*TASK GOAL*
Output each entry verbatim and exclude every picture from it.

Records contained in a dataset
((
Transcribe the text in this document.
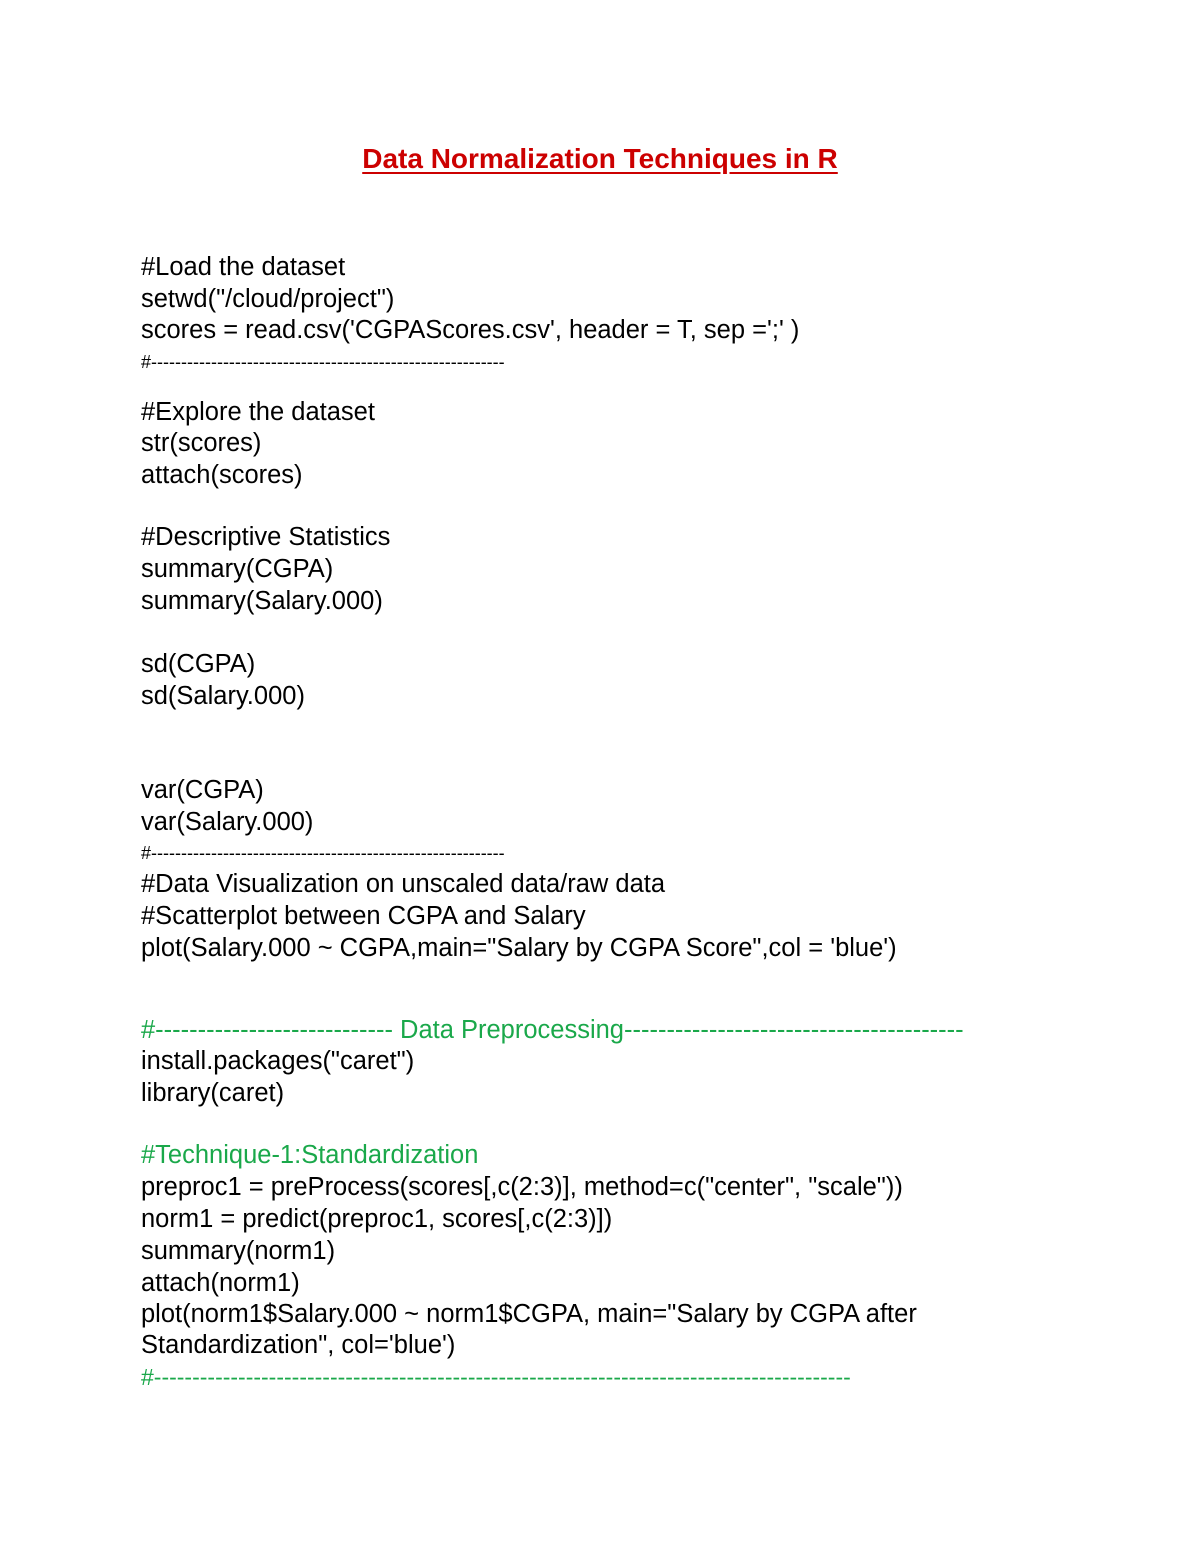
Data Normalization Techniques in R
#Load the dataset
setwd("/cloud/project")
scores = read.csv('CGPAScores.csv', header = T, sep =';' )
#-----------------------------------------------------------
#Explore the dataset
str(scores)
attach(scores)
#Descriptive Statistics
summary(CGPA)
summary(Salary.000)
sd(CGPA)
sd(Salary.000)
var(CGPA)
var(Salary.000)
#-----------------------------------------------------------
#Data Visualization on unscaled data/raw data
#Scatterplot between CGPA and Salary
plot(Salary.000 ~ CGPA,main="Salary by CGPA Score",col = 'blue')
#---------------------------- Data Preprocessing----------------------------------------
install.packages("caret")
library(caret)
#Technique-1:Standardization
preproc1 = preProcess(scores[,c(2:3)], method=c("center", "scale"))
norm1 = predict(preproc1, scores[,c(2:3)])
summary(norm1)
attach(norm1)
plot(norm1$Salary.000 ~ norm1$CGPA, main="Salary by CGPA after
Standardization", col='blue')
#-------------------------------------------------------------------------------------------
))
*THE SOLUTION*
Transcribe the text in this document.
Data Normalization Techniques in R
#Load the dataset
setwd("/cloud/project")
scores = read.csv('CGPAScores.csv', header = T, sep =';' )
#-----------------------------------------------------------
#Explore the dataset
str(scores)
attach(scores)
#Descriptive Statistics
summary(CGPA)
summary(Salary.000)
sd(CGPA)
sd(Salary.000)
var(CGPA)
var(Salary.000)
#-----------------------------------------------------------
#Data Visualization on unscaled data/raw data
#Scatterplot between CGPA and Salary
plot(Salary.000 ~ CGPA,main="Salary by CGPA Score",col = 'blue')
#---------------------------- Data Preprocessing----------------------------------------
install.packages("caret")
library(caret)
#Technique-1:Standardization
preproc1 = preProcess(scores[,c(2:3)], method=c("center", "scale"))
norm1 = predict(preproc1, scores[,c(2:3)])
summary(norm1)
attach(norm1)
plot(norm1$Salary.000 ~ norm1$CGPA, main="Salary by CGPA after
Standardization", col='blue')
#-------------------------------------------------------------------------------------------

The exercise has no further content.